▶ **Source document**
The growing influence of Chairman Mao in the world unfolded with the
Great Proletarian Cultural Revolution.  The CPC focused on very urgent
problems, such as recovering power in the People's Republic of China
>from the usurpation of the revisionists Liu Shaochi and Teng Hsiao-ping,
and on the method to continue the revolution under the dictatorship of
the proletariat.  Chairman Mao became the great teacher of the
proletariat and the leader of the world revolution, in the class
struggle at home and in the struggle against revisionism on the
international level.  His thought developed into the third stage of
Marxism.  In that era, Communists referred to this development as "Mao
Tse-tung Thought."  The Communist Party of Peru (PCP) adopted
Marxism-Leninism-Mao Tse-tung Thought as the basis of party unity at the
Sixth National Conference in January 1969.  This was achieved as a
result of the struggle of President Gonzalo and the Red Fraction of the
Party that had been adhering to Marxism-Leninism-Mao Tse-tung Thought
since 1966.  President Gonzalo upheld the positions of Chairman Mao as
early as 1962, and on the basis of that viewpoint, went on to forge the
Red Fraction of the PCP.  The authentic Communists were waiting for the
CPC to define Maoism as the third stage of Marxism, but with the death
of Chairman Mao in September 1976, the Chinese revisionists pulled off a
counter-revolutionary coup aimed at Chairman Mao and his thought.

▶ **Dataset excerpt**
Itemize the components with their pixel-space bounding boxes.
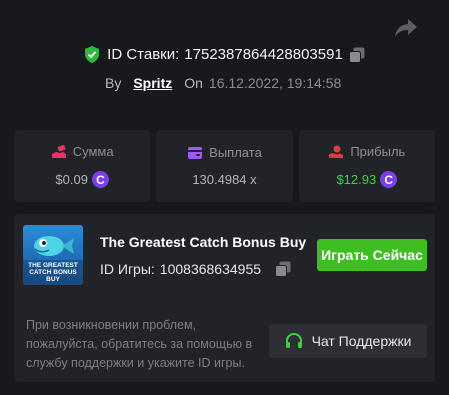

▶ **Set exercise A**
Decide whether each statement agrees with the passage on Maoism above. For (i), (ii) and (iii), answer yes or no, and quote the exact words from the passage that decide it. (i) The PCP adopted Marxism-Leninism-Mao Tse-tung Thought as the basis of party unity at its Sixth National Conference in January 1969. (ii) The Red Fraction had been adhering to Marxism-Leninism-Mao Tse-tung Thought since 1962. (iii) The CPC defined Maoism as the third stage of Marxism before Chairman Mao died.
▶ **Set exercise B**
Extend the passage on Maoism above, starting right after its final sentence.

▶ **Right answer A**
(i) Yes: "The Communist Party of Peru (PCP) adopted Marxism-Leninism-Mao Tse-tung Thought as the basis of party unity at the Sixth National Conference in January 1969."
(ii) No: "that had been adhering to Marxism-Leninism-Mao Tse-tung Thought since 1966"
(iii) No: "The authentic Communists were waiting for the CPC to define Maoism as the third stage of Marxism, but with the death of Chairman Mao in September 1976"

▶ **Right answer B**
Thereafter, the unity of the Marxists encountered serious and complex
problems, but the Communist Party of Peru remained firm and unshakable
in the defense of Marxism-Leninism-Mao Tse-tung Thought, immediately
denouncing the counter-revolutionary coup and the revisionist usurpation
in China.  It was at that time that the Broadened Political Bureau of
the PCP in October 1976 declared, "To be a Marxist is to adhere to
Marxism-Leninism-Mao Tse-tung Thought."

With the death of Chairman Mao and the revisionist usurpation in China
by Teng and his gang, the Communists were left scattered in the world
without a center or base for world revolution; the
counter-revolutionaries brandished their claws to negate Chairman Mao
and the validity of Marxism-Leninism-Mao Tse-tung Thought, unleashing
the triple revisionist assault of Teng Hsiao-ping (Chinese revisionism),
Hoxha (Albanian revisionism), and Brezhnev (Russian revisionism).  In
the face of this situation, in 1979, at the PCP's First National
Conference, President Gonzalo called upon the whole party to defend and
apply Marxism-Leninism-Mao Tse-tung Thought against the revisionist
triple assault.   The Party's principled positions remained firm and
unalterable.  In 1980, the PCP launched the People's War based on
Marxism-Leninism-Mao Tse-tung Thought.  And it is with the application
and development of the People's War that the PCP has advanced further in
the comprehension of Maoism as the third stage of Marxism.  Hence, at
the Second National Conference held in May 1982 the Party agreed that
Marxism-Leninism-Maoism was the third stage of Marxism.  The PCP was the
only party in the world in the vanguard of the  defense of Maoism,
assuming the task of struggling for the unity of the
Marxist-Leninist-Maoists of the world so that this ideology be the
command and guide of the world and Peruvian revolutions.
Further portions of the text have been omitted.